- _GIVEN RECORDS_
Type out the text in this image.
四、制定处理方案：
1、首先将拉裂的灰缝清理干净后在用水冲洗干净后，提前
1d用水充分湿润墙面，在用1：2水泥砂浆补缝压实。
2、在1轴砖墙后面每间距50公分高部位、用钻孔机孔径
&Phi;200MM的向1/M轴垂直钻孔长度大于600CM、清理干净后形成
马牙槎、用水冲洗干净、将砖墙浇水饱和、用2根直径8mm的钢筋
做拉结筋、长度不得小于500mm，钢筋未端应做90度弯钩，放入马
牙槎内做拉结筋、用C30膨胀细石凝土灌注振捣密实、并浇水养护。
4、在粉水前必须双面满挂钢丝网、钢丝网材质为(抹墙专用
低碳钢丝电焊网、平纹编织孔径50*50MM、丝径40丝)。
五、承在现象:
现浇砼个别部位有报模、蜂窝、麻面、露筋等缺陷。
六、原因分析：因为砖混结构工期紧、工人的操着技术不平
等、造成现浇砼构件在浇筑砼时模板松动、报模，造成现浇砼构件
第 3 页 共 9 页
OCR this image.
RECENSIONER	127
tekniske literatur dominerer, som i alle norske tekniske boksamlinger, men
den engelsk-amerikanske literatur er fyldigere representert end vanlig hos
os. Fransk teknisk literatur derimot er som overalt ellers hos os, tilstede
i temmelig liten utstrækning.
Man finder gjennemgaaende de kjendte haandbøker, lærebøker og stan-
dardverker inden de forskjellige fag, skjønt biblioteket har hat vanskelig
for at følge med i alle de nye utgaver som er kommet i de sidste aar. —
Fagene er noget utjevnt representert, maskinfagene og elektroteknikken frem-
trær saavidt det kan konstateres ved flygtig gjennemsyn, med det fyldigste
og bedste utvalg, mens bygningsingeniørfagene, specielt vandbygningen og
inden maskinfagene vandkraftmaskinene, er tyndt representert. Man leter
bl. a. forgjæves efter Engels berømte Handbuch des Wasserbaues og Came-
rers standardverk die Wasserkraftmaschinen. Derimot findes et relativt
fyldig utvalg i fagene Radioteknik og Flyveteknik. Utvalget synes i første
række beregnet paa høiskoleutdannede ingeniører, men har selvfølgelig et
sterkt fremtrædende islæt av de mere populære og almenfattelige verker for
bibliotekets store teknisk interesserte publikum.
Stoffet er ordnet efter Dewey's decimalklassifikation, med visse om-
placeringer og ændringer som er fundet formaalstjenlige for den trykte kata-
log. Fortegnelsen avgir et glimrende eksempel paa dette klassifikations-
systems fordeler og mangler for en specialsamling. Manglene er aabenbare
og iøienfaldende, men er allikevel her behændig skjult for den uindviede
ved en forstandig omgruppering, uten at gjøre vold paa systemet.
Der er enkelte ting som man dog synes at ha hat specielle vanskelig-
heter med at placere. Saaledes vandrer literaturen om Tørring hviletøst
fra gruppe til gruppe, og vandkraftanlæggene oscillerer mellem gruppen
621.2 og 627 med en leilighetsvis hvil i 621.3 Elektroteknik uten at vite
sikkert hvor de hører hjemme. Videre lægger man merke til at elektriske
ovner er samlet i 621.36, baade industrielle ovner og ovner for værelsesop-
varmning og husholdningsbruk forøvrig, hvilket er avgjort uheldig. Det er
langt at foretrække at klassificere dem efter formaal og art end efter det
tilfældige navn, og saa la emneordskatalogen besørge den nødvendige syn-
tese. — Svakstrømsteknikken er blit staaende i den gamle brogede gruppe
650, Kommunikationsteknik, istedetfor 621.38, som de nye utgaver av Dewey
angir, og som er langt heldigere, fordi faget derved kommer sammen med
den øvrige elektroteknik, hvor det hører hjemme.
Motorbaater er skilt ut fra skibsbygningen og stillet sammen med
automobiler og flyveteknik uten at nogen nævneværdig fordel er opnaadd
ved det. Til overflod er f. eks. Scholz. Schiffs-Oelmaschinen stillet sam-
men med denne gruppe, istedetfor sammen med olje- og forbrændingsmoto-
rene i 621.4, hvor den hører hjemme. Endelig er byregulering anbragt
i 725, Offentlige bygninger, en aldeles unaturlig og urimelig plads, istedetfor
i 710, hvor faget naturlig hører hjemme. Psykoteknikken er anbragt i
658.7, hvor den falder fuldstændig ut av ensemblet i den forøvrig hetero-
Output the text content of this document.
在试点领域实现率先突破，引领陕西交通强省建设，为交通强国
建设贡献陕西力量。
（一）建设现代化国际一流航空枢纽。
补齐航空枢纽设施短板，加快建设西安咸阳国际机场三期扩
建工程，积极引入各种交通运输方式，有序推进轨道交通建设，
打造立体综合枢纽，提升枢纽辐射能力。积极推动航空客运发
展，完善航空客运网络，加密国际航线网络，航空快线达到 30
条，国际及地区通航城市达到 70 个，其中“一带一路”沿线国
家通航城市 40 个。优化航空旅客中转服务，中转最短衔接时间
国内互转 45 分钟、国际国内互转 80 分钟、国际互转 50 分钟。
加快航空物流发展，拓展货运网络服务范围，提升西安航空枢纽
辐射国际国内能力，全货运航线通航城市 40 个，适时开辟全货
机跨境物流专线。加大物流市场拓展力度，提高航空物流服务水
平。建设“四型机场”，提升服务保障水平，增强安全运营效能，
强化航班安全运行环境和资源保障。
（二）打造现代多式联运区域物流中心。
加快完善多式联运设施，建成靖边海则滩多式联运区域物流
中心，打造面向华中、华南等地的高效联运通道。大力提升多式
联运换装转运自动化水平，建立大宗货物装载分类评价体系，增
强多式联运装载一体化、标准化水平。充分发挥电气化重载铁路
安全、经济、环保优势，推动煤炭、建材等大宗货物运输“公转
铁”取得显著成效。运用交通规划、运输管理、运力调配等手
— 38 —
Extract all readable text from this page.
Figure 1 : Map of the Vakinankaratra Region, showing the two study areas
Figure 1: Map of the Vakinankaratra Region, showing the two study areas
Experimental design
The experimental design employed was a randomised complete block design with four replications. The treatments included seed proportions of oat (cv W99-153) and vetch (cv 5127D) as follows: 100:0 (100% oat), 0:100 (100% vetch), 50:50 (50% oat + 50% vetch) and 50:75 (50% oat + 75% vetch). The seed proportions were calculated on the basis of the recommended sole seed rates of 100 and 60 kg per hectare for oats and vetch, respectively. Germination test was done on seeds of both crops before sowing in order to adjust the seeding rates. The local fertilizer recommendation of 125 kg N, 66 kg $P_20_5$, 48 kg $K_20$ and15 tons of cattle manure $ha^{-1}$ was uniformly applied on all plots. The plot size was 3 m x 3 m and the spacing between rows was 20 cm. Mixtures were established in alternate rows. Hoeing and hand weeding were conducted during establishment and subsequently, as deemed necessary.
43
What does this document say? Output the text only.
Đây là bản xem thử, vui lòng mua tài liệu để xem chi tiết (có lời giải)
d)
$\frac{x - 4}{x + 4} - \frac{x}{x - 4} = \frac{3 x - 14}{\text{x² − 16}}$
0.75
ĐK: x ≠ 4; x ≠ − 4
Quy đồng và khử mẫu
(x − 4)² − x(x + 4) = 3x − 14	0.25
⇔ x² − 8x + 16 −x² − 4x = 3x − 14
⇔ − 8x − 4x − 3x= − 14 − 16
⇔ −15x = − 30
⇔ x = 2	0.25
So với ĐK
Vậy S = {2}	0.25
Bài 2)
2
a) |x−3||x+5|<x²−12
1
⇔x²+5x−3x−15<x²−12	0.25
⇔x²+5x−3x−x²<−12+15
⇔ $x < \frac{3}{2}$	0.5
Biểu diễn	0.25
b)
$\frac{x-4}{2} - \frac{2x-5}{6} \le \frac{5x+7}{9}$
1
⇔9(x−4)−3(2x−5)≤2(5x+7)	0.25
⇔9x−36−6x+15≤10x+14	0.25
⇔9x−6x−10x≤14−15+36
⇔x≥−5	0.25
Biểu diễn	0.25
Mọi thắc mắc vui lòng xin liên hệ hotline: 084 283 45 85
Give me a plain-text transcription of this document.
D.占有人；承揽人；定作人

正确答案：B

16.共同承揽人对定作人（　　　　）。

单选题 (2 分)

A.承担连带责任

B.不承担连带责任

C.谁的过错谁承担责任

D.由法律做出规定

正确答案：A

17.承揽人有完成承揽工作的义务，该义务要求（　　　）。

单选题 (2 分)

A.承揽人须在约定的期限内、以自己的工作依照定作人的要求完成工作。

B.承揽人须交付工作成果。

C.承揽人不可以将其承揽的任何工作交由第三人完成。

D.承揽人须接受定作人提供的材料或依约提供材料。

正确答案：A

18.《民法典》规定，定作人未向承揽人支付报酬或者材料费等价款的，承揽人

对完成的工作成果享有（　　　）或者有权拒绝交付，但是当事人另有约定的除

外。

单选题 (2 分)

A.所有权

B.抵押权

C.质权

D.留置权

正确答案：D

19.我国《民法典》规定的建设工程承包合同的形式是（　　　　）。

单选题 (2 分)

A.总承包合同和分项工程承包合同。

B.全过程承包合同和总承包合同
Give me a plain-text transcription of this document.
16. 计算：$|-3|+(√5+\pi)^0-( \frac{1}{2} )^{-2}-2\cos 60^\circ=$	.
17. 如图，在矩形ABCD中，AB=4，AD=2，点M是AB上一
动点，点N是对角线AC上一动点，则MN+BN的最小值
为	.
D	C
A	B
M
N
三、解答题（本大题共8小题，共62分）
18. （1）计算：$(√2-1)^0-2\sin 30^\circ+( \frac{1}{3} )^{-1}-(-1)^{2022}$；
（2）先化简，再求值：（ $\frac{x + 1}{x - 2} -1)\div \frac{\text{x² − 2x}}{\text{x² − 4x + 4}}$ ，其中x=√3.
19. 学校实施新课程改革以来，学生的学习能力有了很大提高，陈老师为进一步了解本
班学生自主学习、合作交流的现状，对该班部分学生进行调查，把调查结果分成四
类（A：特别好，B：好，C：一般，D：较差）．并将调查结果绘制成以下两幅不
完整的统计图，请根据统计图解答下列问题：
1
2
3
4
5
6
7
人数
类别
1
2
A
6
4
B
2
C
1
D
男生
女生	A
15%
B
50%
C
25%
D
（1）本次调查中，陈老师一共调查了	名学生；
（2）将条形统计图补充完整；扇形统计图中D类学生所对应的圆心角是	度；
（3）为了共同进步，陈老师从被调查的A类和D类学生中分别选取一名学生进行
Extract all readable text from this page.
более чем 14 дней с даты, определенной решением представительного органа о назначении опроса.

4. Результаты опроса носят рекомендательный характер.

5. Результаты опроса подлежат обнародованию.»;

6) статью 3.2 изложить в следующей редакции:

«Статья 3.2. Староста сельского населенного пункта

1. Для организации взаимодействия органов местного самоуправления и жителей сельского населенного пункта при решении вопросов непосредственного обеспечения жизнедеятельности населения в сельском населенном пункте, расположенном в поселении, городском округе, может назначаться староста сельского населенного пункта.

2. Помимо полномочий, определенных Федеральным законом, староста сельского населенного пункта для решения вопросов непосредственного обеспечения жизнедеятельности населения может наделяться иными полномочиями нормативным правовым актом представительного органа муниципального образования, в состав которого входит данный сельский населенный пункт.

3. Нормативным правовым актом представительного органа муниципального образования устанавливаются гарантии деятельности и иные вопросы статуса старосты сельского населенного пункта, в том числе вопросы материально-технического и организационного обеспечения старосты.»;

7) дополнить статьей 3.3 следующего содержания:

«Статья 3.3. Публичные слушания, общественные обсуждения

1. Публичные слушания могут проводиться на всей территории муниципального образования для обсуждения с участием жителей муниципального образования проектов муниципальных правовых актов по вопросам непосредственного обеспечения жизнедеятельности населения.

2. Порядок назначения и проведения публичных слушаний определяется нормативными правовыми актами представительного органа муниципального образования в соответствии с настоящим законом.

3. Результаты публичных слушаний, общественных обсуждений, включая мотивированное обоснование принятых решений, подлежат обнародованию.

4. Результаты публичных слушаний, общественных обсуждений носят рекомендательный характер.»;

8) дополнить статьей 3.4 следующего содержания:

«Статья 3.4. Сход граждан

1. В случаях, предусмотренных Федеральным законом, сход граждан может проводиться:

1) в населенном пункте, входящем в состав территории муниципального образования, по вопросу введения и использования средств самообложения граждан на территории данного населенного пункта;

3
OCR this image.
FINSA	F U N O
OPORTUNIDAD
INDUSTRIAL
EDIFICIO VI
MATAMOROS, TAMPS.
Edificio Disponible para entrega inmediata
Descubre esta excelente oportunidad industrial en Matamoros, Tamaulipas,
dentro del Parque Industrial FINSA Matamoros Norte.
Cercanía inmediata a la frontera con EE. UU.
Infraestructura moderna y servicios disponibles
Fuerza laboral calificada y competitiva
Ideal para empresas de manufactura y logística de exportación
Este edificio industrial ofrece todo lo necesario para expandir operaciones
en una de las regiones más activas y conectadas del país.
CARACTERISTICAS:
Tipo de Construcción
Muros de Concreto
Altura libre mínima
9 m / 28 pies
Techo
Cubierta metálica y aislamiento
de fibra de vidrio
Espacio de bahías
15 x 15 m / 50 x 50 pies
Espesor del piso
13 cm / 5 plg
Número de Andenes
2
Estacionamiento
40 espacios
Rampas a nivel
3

- _OBJECTIVE_
Return all lines containing the word "para".

- _THE COMPLETED TASK_
Edificio Disponible para entrega inmediata
Ideal para empresas de manufactura y logística de exportación
Este edificio industrial ofrece todo lo necesario para expandir operaciones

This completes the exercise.